- THE TASK -
Extract the whole listing as it stands. Do not include the pictures.

- DATA SHOWN -
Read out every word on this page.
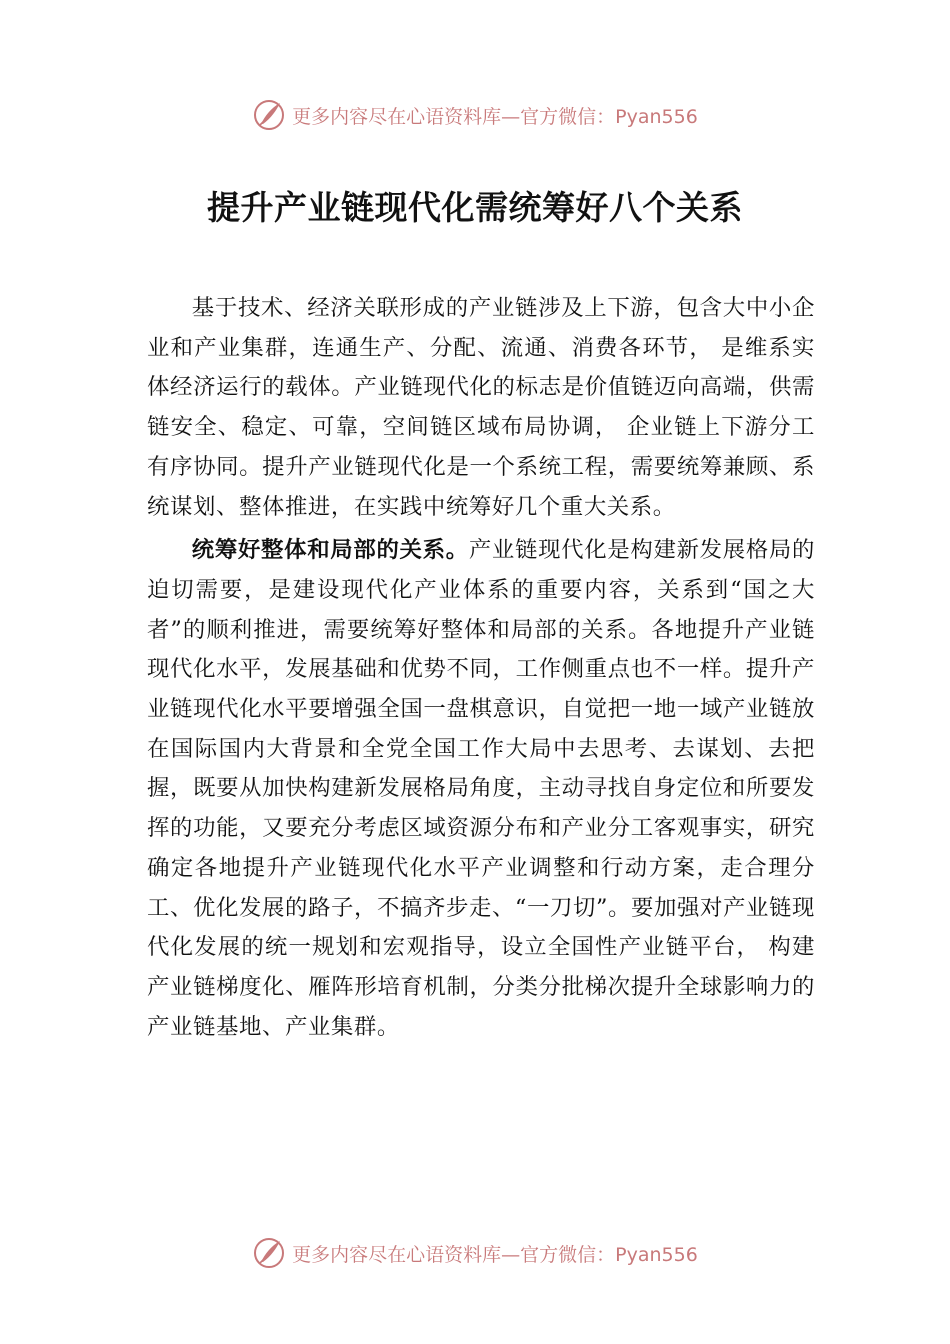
更多内容尽在心语资料库—官方微信：Pyan556
提升产业链现代化需统筹好八个关系

基于技术、经济关联形成的产业链涉及上下游，包含大中小企业和产业集群，连通生产、分配、流通、消费各环节， 是维系实体经济运行的载体。产业链现代化的标志是价值链迈向高端，供需链安全、稳定、可靠，空间链区域布局协调， 企业链上下游分工有序协同。提升产业链现代化是一个系统工程，需要统筹兼顾、系统谋划、整体推进，在实践中统筹好几个重大关系。

统筹好整体和局部的关系。产业链现代化是构建新发展格局的迫切需要，是建设现代化产业体系的重要内容，关系到“国之大者”的顺利推进，需要统筹好整体和局部的关系。各地提升产业链现代化水平，发展基础和优势不同，工作侧重点也不一样。提升产业链现代化水平要增强全国一盘棋意识，自觉把一地一域产业链放在国际国内大背景和全党全国工作大局中去思考、去谋划、去把握，既要从加快构建新发展格局角度，主动寻找自身定位和所要发挥的功能，又要充分考虑区域资源分布和产业分工客观事实，研究确定各地提升产业链现代化水平产业调整和行动方案，走合理分工、优化发展的路子，不搞齐步走、“一刀切”。要加强对产业链现代化发展的统一规划和宏观指导，设立全国性产业链平台， 构建产业链梯度化、雁阵形培育机制，分类分批梯次提升全球影响力的产业链基地、产业集群。

更多内容尽在心语资料库—官方微信：Pyan556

- RESPONSE -
Read out every word on this page.
更多内容尽在心语资料库—官方微信：Pyan556
提升产业链现代化需统筹好八个关系

基于技术、经济关联形成的产业链涉及上下游，包含大中小企业和产业集群，连通生产、分配、流通、消费各环节， 是维系实体经济运行的载体。产业链现代化的标志是价值链迈向高端，供需链安全、稳定、可靠，空间链区域布局协调， 企业链上下游分工有序协同。提升产业链现代化是一个系统工程，需要统筹兼顾、系统谋划、整体推进，在实践中统筹好几个重大关系。

统筹好整体和局部的关系。产业链现代化是构建新发展格局的迫切需要，是建设现代化产业体系的重要内容，关系到“国之大者”的顺利推进，需要统筹好整体和局部的关系。各地提升产业链现代化水平，发展基础和优势不同，工作侧重点也不一样。提升产业链现代化水平要增强全国一盘棋意识，自觉把一地一域产业链放在国际国内大背景和全党全国工作大局中去思考、去谋划、去把握，既要从加快构建新发展格局角度，主动寻找自身定位和所要发挥的功能，又要充分考虑区域资源分布和产业分工客观事实，研究确定各地提升产业链现代化水平产业调整和行动方案，走合理分工、优化发展的路子，不搞齐步走、“一刀切”。要加强对产业链现代化发展的统一规划和宏观指导，设立全国性产业链平台， 构建产业链梯度化、雁阵形培育机制，分类分批梯次提升全球影响力的产业链基地、产业集群。

更多内容尽在心语资料库—官方微信：Pyan556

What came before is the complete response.